-- start of MATERIAL SHOWN --

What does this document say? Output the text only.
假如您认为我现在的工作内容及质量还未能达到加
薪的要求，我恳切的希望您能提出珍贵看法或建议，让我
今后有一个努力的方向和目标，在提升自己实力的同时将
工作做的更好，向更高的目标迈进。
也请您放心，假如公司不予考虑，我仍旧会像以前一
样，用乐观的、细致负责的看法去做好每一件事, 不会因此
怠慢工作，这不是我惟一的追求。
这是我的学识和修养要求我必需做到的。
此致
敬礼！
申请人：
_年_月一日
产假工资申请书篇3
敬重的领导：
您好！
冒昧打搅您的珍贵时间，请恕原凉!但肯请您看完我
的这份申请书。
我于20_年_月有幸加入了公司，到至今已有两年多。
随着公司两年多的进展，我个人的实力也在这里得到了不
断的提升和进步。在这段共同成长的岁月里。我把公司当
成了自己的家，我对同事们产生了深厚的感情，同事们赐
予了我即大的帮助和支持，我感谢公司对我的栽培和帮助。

-- end of MATERIAL SHOWN --

## EXERCISE DESCRIPTION
Each line must be given again exactly as written above.

## CORRECT OUTPUT
What does this document say? Output the text only.
假如您认为我现在的工作内容及质量还未能达到加
薪的要求，我恳切的希望您能提出珍贵看法或建议，让我
今后有一个努力的方向和目标，在提升自己实力的同时将
工作做的更好，向更高的目标迈进。
也请您放心，假如公司不予考虑，我仍旧会像以前一
样，用乐观的、细致负责的看法去做好每一件事, 不会因此
怠慢工作，这不是我惟一的追求。
这是我的学识和修养要求我必需做到的。
此致
敬礼！
申请人：
_年_月一日
产假工资申请书篇3
敬重的领导：
您好！
冒昧打搅您的珍贵时间，请恕原凉!但肯请您看完我
的这份申请书。
我于20_年_月有幸加入了公司，到至今已有两年多。
随着公司两年多的进展，我个人的实力也在这里得到了不
断的提升和进步。在这段共同成长的岁月里。我把公司当
成了自己的家，我对同事们产生了深厚的感情，同事们赐
予了我即大的帮助和支持，我感谢公司对我的栽培和帮助。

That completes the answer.